((

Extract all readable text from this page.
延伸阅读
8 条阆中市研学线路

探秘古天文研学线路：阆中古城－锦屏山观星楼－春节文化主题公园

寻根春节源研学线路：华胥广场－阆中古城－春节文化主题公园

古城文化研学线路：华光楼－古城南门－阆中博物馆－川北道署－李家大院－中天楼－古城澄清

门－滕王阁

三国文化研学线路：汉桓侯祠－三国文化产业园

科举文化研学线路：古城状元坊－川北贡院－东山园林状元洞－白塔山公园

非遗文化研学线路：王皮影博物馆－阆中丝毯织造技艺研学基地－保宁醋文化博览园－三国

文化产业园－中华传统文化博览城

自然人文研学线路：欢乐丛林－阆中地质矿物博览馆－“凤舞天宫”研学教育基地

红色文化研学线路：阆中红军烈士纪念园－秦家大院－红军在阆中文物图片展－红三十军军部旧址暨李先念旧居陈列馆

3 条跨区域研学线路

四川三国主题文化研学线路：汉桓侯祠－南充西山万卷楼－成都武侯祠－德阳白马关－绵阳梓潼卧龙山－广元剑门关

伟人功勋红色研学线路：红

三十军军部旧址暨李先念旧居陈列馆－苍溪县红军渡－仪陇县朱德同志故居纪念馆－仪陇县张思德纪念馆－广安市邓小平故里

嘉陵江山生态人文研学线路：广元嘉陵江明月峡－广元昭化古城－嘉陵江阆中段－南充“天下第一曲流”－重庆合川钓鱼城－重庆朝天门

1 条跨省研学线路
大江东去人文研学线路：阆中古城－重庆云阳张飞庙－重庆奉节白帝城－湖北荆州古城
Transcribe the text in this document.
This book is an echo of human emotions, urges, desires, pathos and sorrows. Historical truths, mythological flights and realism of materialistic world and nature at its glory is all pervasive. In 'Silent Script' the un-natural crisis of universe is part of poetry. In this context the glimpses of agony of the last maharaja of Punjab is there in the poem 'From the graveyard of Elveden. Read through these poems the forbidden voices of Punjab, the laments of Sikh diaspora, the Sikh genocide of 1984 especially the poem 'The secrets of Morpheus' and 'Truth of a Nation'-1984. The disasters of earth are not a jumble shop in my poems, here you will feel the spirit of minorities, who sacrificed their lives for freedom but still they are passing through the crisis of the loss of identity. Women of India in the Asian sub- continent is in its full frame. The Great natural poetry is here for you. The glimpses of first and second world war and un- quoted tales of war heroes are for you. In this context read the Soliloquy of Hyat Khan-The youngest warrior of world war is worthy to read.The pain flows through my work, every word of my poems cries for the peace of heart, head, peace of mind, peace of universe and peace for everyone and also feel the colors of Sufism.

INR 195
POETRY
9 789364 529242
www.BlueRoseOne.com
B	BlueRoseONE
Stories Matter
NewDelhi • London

))

▶ **What you need to do**
Find the line that contains "Transcribe the text in this document." in the listing above. Retype it and every line after it up to the last, exactly, and nothing else.

▶ **Answer below**
Transcribe the text in this document.
This book is an echo of human emotions, urges, desires, pathos and sorrows. Historical truths, mythological flights and realism of materialistic world and nature at its glory is all pervasive. In 'Silent Script' the un-natural crisis of universe is part of poetry. In this context the glimpses of agony of the last maharaja of Punjab is there in the poem 'From the graveyard of Elveden. Read through these poems the forbidden voices of Punjab, the laments of Sikh diaspora, the Sikh genocide of 1984 especially the poem 'The secrets of Morpheus' and 'Truth of a Nation'-1984. The disasters of earth are not a jumble shop in my poems, here you will feel the spirit of minorities, who sacrificed their lives for freedom but still they are passing through the crisis of the loss of identity. Women of India in the Asian sub- continent is in its full frame. The Great natural poetry is here for you. The glimpses of first and second world war and un- quoted tales of war heroes are for you. In this context read the Soliloquy of Hyat Khan-The youngest warrior of world war is worthy to read.The pain flows through my work, every word of my poems cries for the peace of heart, head, peace of mind, peace of universe and peace for everyone and also feel the colors of Sufism.

INR 195
POETRY
9 789364 529242
www.BlueRoseOne.com
B	BlueRoseONE
Stories Matter
NewDelhi • London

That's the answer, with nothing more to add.